— START OF Data to use —

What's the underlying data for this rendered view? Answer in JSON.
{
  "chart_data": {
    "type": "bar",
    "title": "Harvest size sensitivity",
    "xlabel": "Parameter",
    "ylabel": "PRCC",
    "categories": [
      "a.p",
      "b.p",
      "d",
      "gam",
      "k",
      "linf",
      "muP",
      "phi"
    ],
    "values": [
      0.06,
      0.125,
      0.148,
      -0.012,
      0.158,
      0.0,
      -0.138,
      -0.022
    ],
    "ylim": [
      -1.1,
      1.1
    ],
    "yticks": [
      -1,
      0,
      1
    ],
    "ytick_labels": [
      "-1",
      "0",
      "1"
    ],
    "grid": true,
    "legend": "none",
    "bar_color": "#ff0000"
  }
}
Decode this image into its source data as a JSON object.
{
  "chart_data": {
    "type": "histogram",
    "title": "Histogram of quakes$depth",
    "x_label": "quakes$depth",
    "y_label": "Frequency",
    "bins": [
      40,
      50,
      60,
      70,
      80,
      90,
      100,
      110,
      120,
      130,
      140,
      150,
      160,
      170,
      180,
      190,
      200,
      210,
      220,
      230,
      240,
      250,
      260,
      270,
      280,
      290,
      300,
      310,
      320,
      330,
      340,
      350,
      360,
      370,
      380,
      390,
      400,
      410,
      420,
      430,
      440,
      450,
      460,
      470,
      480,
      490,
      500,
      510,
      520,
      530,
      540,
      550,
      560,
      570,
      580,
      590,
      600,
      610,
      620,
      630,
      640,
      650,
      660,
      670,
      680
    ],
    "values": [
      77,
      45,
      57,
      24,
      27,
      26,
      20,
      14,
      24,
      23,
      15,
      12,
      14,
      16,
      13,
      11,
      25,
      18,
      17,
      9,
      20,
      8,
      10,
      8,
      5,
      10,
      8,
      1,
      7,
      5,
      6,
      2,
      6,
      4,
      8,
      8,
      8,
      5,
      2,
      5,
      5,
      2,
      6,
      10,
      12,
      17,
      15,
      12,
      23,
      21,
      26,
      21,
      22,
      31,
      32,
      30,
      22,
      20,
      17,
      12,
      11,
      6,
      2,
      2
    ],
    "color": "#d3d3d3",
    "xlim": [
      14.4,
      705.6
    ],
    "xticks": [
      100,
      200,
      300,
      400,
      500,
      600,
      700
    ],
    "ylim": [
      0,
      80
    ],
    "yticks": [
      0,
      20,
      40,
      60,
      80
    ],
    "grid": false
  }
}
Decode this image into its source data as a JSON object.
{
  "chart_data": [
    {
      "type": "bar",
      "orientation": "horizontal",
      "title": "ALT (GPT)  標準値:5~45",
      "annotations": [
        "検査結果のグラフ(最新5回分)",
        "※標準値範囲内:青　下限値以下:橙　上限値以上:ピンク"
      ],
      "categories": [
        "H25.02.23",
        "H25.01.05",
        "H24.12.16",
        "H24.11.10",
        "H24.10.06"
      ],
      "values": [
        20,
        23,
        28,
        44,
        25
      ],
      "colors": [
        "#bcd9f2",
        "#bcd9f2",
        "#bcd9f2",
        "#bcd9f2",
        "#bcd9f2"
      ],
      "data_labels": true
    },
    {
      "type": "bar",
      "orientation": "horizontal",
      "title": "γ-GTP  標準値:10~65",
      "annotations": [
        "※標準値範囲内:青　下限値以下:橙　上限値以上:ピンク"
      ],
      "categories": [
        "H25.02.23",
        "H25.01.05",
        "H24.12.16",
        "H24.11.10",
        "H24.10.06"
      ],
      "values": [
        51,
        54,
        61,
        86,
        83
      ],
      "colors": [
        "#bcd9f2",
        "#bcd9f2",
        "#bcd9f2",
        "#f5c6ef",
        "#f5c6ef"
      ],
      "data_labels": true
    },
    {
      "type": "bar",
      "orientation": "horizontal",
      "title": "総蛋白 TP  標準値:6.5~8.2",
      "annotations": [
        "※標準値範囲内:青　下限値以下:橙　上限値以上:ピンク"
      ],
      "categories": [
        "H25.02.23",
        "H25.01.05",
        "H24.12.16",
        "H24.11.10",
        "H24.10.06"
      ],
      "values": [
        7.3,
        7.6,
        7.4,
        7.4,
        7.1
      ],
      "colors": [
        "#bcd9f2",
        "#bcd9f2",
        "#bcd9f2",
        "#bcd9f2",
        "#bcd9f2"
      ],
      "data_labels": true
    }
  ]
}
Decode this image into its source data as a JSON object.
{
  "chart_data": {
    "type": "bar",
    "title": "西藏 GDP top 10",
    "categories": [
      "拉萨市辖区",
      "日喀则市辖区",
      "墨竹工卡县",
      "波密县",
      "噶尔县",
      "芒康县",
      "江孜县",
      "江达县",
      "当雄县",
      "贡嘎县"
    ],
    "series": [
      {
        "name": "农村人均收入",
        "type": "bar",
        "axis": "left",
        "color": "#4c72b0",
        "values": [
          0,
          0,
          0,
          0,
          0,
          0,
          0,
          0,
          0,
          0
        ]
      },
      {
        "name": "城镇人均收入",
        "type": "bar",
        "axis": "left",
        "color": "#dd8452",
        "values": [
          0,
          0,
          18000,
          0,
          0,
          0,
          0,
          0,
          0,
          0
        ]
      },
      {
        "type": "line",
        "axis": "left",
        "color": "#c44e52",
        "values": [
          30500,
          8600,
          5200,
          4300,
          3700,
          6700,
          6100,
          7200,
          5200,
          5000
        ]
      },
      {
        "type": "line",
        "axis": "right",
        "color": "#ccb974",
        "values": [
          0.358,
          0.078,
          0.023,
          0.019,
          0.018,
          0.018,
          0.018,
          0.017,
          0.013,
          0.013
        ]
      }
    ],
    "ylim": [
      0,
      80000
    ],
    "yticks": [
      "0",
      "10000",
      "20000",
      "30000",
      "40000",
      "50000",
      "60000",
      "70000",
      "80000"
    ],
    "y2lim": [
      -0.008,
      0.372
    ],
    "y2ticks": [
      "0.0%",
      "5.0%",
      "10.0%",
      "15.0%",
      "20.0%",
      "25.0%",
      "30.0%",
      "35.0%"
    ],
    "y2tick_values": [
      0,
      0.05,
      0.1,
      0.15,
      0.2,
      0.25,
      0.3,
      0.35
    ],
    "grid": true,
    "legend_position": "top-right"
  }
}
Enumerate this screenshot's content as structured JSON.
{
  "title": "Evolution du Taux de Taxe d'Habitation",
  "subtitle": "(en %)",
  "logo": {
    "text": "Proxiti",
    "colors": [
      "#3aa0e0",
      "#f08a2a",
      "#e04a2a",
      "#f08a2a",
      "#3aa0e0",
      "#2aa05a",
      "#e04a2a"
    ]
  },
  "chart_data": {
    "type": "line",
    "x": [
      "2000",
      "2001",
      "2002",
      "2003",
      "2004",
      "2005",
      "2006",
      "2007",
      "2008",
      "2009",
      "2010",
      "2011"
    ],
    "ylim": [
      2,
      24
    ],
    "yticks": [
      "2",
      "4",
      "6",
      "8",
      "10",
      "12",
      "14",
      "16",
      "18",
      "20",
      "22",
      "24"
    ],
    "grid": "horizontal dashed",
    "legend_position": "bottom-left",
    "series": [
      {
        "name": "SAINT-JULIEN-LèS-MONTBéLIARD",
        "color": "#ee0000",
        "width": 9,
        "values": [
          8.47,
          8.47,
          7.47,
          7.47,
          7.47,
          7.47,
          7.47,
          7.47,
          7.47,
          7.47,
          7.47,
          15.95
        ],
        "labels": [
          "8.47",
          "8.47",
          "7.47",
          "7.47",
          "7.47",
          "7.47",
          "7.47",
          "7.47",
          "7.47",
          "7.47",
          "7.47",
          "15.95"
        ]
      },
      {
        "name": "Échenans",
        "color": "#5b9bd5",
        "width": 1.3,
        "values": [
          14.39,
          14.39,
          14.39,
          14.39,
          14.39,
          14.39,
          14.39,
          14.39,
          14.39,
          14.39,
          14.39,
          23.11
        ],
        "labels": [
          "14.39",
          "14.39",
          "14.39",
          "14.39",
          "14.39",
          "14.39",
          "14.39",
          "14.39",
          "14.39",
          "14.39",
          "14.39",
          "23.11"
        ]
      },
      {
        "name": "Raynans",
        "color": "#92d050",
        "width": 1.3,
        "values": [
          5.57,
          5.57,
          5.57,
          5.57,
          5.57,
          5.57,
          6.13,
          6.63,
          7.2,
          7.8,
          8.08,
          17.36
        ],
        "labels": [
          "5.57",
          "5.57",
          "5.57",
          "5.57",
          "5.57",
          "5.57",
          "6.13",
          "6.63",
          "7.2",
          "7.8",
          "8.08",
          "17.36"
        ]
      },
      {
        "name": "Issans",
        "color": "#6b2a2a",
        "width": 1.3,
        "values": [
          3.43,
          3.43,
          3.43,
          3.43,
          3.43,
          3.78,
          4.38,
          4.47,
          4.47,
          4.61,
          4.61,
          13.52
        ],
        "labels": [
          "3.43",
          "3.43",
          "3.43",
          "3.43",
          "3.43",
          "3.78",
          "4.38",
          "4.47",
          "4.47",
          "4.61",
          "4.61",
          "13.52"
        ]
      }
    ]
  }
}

— END OF Data to use —

• **Problem description**
Copy out each line of the listing that holds "depth".

• **Solution to the exercise**
    "title": "Histogram of quakes$depth",
    "x_label": "quakes$depth",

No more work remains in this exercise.